# [TESTO RIPORTATO]
.....

05/09/2026
Amen 🤍🩵🦅
A parlare siamo bravi tutti, poi ci sono i fatti. Quelli di Angelo Fabiani non depongono a sua favore, si tratta di un fallimento triennale in casa Lazio. Sorvoliamo sul recente appello alla tifoseria: la richiesta di un passo indietro per farne due avanti, come se fosse un balletto in piazza.
Poi c’è il campo, un naufragio triennale: ci sono le prove. Fabiani diventa direttore sportivo nell’agosto 2023. Gli acquisti: Kamada, Pellegrini, Rovella, Sepe, Guendouzi, Diego Gonzalez, Castellanos, Mandas, Cancellieri e Isaksen. Estate 2024: Tchaouna, Noslin, Dele-Bashiru, Dia, Belahyane, Provstgaard, Castrovilli, Artistico, Tavares, Ibrahimovic (non Zlatan…) e Gigot. Estate 2025: operazioni bloccate in entrata, per certi versi una fortuna. Gennaio 2026: Taylor (tra le poche buone intuizioni), Ratkov (13 milioni scaraventati dalla finestra), Przyborek (dateci notizie), Daniel Maldini (eterna meteora) e Motta. Estate 2026: Pedraza (svincolato), Pinamonti, Frattesi, Sutalo, Doekhi, Gudmundsson, Galassi. Abbiamo dato 7 con onestà intellettuale, ma fortunatamente senza il rischio di sperperare un patrimonio dalla finestra alla Ratkov. Un mercato di prestiti con tanti pagherò all’orizzonte: vedremo quando bisognerà mettere le mani in tasca e per acquisire i cartellini.
Ma siccome parliamo di un progetto triennale, dobbiamo constatare che rispetto all’estate 2023 in organico sono rimasti Rovella, Mandas (dopo un balletto infinito), Dele-Bashiru, Belahyane (senza mercato), Provstgaard, Isaksen, Cancellieri (in scadenza), Tavares (perennemente scontento) e Noslin (tante incompiute, pochi guizzi). Di solito se tre anni prima semini bene, tre anni dopo devi avere almeno sei-sette undicesimi titolari fissi. Qualche tappetino mediatico si è sforzato di sostenere il contrario, le cessioni di Gila e Castellanos che hanno consentito plusvalenza non possono essere considerate medaglie al valore.
Togliamo la benda e teniamo la schiena dritta: questa è la storia del fallimento triennale di Angelo Fabiani, ci sono le prove. Le chiacchiere le lasciamo a chi sconvolge una realtà fin troppo chiara.

.....

# [DATI FORNITI]
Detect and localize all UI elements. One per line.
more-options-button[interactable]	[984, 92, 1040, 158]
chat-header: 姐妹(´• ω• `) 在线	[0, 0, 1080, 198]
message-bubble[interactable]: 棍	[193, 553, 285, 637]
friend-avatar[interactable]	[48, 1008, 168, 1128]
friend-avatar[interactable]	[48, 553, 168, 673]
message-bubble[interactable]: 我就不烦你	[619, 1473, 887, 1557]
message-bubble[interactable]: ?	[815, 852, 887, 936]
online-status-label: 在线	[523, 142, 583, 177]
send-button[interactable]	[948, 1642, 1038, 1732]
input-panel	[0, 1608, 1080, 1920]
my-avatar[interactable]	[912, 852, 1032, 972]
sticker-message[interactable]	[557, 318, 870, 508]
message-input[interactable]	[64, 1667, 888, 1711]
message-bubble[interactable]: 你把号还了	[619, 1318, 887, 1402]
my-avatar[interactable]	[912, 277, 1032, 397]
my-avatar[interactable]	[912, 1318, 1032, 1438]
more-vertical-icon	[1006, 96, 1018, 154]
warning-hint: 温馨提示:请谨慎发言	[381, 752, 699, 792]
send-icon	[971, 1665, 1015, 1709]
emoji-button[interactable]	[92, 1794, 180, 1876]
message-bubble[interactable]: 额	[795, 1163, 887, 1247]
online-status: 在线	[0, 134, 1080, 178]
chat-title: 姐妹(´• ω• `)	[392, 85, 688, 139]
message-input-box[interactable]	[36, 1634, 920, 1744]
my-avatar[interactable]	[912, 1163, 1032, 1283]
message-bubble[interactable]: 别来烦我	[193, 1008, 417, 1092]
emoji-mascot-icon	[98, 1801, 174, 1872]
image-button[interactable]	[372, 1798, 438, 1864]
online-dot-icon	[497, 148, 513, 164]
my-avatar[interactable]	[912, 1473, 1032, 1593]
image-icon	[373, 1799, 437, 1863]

.....

# [DOMANDE]
1. Estrai dal testo su Angelo Fabiani il brano che comincia con le parole "Ma siccome parliamo" e si chiude dopo le parole "medaglie al valore.".
2. Rispondi a queste domande sul testo su Angelo Fabiani.
(a) In quale mese e anno Fabiani diventa direttore sportivo?
(b) Quanti milioni sono stati spesi per Ratkov?
(c) Le cessioni di quali due giocatori hanno consentito una plusvalenza?
I dati non hanno alcun ruolo in quanto richiesto qui.

# [RISULTATI]
1.
Ma siccome parliamo di un progetto triennale, dobbiamo constatare che rispetto all’estate 2023 in organico sono rimasti Rovella, Mandas (dopo un balletto infinito), Dele-Bashiru, Belahyane (senza mercato), Provstgaard, Isaksen, Cancellieri (in scadenza), Tavares (perennemente scontento) e Noslin (tante incompiute, pochi guizzi). Di solito se tre anni prima semini bene, tre anni dopo devi avere almeno sei-sette undicesimi titolari fissi. Qualche tappetino mediatico si è sforzato di sostenere il contrario, le cessioni di Gila e Castellanos che hanno consentito plusvalenza non possono essere considerate medaglie al valore.

2.
(a) Nell'agosto 2023.
(b) 13 milioni.
(c) Gila e Castellanos.